= PROMPT =
Show each line of the data below that has the string "screenshot" in it.
- - - - -
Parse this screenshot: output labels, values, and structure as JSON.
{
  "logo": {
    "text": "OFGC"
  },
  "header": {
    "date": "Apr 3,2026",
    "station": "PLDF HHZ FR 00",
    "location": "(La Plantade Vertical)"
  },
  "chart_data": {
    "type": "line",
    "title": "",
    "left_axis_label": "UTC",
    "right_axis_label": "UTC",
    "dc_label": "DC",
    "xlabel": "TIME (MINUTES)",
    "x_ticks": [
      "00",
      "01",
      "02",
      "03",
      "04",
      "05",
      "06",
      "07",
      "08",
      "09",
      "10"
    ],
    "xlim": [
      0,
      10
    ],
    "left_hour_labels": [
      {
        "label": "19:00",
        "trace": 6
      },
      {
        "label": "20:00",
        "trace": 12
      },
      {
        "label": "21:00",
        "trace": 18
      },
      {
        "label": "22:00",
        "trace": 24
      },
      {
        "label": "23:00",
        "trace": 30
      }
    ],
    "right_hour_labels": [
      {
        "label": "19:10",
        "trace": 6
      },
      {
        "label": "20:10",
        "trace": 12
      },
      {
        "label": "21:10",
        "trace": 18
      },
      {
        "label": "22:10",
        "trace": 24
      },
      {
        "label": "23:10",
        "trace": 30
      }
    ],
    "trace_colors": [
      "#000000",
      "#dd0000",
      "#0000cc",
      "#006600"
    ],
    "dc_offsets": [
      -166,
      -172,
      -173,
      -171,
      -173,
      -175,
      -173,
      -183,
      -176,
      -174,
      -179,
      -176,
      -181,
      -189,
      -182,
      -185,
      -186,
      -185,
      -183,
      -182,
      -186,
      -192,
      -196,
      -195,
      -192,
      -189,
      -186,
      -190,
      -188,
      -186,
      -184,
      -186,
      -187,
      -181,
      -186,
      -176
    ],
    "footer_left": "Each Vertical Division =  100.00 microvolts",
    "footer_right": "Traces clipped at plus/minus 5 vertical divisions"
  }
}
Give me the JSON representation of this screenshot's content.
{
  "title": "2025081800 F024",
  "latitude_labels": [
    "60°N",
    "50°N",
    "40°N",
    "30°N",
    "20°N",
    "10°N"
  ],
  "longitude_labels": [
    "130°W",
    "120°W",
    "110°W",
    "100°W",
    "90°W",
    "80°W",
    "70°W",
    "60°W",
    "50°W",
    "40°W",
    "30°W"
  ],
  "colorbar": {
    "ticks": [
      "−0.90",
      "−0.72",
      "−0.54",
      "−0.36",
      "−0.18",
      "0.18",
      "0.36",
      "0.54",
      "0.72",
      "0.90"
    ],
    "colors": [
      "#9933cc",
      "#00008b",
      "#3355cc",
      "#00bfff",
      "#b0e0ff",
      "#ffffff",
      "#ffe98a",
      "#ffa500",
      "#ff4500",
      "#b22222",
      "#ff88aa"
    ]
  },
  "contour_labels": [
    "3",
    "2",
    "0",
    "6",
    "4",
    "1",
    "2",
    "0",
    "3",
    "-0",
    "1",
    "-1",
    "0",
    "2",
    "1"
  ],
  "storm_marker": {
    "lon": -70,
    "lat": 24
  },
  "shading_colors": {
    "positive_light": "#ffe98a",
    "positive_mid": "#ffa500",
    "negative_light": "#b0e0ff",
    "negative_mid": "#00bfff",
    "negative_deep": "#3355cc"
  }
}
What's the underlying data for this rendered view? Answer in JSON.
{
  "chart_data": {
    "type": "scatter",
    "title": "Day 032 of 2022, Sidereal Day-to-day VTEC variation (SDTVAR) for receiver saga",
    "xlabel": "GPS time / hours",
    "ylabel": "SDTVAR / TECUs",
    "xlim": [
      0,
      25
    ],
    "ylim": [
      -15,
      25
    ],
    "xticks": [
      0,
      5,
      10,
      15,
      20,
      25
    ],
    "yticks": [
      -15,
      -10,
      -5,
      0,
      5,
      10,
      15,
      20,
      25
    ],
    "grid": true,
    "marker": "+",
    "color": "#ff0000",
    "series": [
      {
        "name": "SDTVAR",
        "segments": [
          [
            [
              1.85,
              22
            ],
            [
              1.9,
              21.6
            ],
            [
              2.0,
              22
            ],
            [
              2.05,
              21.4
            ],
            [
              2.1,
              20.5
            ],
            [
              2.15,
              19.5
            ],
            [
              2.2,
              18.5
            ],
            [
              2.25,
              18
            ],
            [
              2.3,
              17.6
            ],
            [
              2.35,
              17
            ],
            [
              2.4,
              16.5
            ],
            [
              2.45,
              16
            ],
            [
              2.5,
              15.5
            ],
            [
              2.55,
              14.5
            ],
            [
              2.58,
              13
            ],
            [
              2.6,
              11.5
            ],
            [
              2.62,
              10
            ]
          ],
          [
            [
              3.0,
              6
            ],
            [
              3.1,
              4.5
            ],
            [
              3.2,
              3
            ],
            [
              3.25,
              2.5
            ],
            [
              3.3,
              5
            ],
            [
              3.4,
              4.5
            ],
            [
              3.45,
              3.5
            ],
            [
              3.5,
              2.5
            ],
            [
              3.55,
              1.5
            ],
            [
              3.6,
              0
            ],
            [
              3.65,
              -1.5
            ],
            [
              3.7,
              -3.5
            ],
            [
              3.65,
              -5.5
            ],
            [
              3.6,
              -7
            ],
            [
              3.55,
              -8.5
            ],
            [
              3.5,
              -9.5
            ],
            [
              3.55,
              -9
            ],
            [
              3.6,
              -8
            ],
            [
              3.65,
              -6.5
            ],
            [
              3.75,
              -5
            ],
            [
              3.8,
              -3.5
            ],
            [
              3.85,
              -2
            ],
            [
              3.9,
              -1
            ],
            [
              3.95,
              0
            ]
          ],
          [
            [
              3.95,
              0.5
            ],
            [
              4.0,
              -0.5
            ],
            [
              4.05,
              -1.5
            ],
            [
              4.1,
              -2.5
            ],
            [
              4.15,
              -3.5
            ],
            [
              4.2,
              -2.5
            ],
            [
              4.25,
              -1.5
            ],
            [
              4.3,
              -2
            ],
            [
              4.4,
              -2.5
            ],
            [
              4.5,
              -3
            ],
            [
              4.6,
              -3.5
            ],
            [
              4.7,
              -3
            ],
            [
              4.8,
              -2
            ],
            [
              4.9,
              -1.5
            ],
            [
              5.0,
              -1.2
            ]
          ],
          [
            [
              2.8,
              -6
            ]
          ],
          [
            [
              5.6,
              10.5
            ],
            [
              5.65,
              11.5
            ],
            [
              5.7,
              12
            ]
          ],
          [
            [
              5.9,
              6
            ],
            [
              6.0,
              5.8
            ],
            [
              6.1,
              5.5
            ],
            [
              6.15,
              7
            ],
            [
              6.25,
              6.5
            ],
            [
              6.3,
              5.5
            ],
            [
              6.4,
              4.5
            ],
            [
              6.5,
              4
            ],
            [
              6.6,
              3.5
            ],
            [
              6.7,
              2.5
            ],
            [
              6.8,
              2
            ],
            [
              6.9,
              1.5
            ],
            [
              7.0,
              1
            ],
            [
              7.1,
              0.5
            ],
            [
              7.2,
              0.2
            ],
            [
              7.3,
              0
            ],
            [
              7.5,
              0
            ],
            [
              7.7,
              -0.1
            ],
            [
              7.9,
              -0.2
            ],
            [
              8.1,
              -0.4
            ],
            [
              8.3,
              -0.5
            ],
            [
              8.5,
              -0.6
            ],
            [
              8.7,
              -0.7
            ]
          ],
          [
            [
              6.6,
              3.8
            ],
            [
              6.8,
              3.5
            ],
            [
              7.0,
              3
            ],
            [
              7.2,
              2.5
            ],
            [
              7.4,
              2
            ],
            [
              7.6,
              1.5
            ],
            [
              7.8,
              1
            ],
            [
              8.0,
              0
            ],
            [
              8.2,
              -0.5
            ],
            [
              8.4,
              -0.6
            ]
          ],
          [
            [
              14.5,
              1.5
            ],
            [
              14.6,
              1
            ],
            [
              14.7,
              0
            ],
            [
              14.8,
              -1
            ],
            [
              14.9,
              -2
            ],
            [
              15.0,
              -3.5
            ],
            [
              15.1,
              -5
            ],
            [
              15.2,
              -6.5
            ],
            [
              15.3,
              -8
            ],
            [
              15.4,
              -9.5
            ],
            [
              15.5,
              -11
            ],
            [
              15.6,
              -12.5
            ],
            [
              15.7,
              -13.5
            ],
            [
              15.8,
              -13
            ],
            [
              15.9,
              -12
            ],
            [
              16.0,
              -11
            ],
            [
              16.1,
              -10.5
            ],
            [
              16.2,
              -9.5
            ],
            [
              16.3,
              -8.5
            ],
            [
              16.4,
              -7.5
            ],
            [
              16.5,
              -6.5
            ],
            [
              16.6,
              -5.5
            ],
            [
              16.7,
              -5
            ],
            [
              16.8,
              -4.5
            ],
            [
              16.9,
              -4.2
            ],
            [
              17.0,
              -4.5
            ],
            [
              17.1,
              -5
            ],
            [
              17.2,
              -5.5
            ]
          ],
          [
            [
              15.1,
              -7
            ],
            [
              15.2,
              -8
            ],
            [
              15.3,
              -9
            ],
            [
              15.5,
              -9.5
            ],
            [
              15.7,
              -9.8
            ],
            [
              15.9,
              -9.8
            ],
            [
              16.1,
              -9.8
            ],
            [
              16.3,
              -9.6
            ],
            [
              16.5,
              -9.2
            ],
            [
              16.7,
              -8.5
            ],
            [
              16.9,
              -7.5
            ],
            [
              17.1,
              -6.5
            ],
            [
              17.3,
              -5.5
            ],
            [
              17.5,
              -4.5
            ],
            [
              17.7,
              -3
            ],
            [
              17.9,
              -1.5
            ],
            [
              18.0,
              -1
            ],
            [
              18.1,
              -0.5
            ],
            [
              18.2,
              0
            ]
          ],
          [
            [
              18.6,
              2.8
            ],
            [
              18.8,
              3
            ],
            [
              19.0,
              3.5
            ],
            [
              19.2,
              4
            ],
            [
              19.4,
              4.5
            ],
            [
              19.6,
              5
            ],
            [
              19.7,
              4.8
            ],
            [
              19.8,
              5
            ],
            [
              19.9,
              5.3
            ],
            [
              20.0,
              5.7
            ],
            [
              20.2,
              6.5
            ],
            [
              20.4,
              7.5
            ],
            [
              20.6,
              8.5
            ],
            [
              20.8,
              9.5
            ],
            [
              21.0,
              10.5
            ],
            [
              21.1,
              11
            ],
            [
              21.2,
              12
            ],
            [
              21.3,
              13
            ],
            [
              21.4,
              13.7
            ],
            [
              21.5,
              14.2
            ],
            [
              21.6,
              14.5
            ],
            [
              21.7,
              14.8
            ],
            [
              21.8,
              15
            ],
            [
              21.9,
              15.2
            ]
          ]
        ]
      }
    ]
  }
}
- - - - -
= TASK ANSWER =
Parse this screenshot: output labels, values, and structure as JSON.
Give me the JSON representation of this screenshot's content.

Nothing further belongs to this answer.